→ **Short exercise**:
What lines of the data include the string "если"? Copy them all.

++++++++

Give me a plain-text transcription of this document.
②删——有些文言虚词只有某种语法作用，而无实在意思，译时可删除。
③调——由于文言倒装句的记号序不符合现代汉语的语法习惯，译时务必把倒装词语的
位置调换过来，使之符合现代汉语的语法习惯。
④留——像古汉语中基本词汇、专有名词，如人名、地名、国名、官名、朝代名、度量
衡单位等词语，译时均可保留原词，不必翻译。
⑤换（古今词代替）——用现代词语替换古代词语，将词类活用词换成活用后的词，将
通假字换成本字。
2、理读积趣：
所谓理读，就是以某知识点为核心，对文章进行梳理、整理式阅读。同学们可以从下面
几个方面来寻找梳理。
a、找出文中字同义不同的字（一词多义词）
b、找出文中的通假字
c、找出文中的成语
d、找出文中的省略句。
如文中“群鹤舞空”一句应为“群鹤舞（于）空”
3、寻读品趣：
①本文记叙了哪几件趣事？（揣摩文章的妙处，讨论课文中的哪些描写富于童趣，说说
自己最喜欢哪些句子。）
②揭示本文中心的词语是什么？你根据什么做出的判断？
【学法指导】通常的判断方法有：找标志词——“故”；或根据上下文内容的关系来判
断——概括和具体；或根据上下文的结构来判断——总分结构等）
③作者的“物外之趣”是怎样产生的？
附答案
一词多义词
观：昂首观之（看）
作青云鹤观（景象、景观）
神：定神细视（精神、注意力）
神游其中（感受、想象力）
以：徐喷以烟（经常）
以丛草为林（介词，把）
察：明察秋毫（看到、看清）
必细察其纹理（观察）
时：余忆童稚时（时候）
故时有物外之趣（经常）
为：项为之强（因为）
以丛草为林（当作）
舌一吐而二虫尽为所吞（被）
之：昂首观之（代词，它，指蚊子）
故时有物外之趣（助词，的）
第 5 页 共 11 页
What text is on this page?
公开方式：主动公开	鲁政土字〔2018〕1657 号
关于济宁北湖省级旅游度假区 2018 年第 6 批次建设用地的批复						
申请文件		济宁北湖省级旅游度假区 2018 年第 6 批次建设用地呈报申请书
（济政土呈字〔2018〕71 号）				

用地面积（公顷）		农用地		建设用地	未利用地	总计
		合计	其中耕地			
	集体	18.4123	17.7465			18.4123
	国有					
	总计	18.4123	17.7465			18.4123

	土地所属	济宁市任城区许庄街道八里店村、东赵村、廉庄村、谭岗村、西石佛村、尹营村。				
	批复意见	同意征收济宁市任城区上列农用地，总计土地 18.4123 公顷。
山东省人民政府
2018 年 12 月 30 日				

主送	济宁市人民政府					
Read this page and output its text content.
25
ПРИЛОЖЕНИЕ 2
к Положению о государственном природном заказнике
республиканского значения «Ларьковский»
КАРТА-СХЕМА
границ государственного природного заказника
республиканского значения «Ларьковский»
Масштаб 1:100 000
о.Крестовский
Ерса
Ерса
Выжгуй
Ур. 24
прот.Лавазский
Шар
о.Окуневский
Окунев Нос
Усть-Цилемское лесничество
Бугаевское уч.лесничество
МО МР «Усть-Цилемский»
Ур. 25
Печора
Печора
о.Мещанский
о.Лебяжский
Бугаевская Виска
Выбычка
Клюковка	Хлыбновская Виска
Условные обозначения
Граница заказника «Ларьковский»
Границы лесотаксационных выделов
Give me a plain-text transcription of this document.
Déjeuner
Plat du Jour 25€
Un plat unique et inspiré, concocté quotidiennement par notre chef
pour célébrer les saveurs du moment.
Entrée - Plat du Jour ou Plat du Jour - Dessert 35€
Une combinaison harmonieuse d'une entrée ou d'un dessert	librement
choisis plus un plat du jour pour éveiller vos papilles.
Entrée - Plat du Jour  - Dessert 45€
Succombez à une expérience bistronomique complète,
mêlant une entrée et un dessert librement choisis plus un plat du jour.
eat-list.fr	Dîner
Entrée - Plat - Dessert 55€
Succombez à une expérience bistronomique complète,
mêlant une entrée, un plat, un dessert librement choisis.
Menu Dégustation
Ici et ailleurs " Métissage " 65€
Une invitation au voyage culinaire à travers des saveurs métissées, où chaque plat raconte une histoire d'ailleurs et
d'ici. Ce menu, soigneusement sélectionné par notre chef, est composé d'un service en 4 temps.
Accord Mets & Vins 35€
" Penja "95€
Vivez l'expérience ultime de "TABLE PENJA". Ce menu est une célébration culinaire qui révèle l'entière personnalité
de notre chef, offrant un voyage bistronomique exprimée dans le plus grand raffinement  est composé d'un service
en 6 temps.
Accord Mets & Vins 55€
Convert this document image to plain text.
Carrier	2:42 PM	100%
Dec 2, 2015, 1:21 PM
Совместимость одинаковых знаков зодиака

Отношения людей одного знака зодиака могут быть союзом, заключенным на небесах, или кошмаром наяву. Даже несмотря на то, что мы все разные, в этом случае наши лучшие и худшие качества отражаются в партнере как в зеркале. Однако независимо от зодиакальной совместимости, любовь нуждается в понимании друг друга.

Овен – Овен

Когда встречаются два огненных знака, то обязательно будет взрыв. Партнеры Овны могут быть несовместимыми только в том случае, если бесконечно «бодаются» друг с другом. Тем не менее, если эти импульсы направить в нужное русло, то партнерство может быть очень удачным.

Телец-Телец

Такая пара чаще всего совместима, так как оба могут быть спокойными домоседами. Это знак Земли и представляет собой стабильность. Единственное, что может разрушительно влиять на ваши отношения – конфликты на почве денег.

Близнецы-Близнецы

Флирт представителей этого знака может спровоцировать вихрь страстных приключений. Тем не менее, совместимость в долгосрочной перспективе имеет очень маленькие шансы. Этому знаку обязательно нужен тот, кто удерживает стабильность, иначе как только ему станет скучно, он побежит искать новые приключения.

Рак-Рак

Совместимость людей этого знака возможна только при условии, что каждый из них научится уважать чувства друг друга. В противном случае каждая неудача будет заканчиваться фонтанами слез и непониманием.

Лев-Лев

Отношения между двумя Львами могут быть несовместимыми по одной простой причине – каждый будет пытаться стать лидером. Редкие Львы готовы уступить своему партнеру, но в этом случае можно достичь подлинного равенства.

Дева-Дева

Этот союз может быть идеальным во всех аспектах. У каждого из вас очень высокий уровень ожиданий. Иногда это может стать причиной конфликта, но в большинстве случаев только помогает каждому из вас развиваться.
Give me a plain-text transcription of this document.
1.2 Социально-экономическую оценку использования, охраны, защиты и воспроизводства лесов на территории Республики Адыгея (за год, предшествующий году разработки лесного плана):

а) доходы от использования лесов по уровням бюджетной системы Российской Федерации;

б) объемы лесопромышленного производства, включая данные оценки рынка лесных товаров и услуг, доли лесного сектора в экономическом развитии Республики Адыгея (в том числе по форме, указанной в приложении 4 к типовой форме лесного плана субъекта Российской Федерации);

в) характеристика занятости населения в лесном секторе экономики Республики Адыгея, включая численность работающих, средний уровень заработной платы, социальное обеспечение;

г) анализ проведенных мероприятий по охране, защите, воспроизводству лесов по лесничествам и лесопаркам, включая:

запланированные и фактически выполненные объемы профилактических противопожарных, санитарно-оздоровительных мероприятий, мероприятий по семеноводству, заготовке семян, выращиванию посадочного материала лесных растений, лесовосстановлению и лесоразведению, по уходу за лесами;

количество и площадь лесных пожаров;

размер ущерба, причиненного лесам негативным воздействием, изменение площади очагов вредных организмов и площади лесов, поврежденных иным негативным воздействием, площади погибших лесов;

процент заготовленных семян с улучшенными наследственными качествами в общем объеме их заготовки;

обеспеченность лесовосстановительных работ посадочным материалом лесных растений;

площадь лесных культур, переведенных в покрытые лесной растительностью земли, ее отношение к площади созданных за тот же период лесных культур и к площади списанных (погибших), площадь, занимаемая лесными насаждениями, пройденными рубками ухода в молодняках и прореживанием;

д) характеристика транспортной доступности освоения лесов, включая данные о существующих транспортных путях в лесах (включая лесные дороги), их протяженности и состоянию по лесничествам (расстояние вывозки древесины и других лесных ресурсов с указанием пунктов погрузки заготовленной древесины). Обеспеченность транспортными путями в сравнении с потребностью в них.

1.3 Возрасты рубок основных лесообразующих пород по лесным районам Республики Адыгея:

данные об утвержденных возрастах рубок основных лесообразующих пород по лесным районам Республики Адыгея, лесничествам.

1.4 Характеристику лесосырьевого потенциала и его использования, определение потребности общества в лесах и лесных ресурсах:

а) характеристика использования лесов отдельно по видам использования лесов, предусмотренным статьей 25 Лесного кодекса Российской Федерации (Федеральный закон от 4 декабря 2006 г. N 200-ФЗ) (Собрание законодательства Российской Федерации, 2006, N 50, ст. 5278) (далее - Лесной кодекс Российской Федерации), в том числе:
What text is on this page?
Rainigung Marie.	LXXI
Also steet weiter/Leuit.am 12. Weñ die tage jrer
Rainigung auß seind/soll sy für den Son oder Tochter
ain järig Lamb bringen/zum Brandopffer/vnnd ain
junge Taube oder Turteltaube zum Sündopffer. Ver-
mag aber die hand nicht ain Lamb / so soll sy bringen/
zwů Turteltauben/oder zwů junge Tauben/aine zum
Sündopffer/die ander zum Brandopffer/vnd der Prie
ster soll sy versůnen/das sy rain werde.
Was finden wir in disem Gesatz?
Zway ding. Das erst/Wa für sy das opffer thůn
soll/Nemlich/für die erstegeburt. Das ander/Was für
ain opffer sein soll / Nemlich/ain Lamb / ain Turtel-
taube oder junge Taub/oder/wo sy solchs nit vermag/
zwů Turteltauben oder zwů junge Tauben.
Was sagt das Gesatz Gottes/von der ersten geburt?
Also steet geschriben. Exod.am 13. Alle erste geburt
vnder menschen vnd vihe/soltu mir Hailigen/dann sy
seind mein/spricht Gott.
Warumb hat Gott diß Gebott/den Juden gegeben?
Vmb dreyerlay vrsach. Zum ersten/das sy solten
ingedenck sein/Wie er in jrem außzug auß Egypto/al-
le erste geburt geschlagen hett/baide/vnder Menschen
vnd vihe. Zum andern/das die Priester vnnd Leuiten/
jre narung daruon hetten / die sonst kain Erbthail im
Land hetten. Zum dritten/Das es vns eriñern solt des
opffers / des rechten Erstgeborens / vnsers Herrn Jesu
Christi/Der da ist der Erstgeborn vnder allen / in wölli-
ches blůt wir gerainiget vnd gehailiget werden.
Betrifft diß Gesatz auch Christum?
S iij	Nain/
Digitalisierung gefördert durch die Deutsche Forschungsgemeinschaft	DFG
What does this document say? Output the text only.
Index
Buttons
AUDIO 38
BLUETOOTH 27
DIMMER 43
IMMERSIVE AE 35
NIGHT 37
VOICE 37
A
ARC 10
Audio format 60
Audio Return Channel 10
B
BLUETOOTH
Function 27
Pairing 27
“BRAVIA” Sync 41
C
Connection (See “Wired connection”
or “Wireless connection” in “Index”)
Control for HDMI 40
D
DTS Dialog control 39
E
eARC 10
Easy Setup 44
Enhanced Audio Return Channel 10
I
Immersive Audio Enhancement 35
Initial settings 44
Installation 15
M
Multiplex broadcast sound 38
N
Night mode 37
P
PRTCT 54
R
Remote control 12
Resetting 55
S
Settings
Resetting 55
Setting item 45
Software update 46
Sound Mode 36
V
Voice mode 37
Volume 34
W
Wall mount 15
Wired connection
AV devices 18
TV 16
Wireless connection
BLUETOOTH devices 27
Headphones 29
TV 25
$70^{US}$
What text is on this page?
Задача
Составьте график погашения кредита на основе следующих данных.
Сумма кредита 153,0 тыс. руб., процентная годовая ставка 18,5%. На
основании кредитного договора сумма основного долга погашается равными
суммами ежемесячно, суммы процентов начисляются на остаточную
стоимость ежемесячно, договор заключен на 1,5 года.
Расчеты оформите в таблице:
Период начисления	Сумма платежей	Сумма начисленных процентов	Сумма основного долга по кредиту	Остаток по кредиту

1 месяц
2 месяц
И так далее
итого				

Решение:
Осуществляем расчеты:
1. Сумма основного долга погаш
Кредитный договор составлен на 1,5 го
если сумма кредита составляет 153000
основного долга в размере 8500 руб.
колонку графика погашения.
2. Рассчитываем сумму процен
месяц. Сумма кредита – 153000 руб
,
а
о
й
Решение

++++++++

→ **Complete answer**:
Когда встречаются два огненных знака, то обязательно будет взрыв. Партнеры Овны могут быть несовместимыми только в том случае, если бесконечно «бодаются» друг с другом. Тем не менее, если эти импульсы направить в нужное русло, то партнерство может быть очень удачным.
если сумма кредита составляет 153000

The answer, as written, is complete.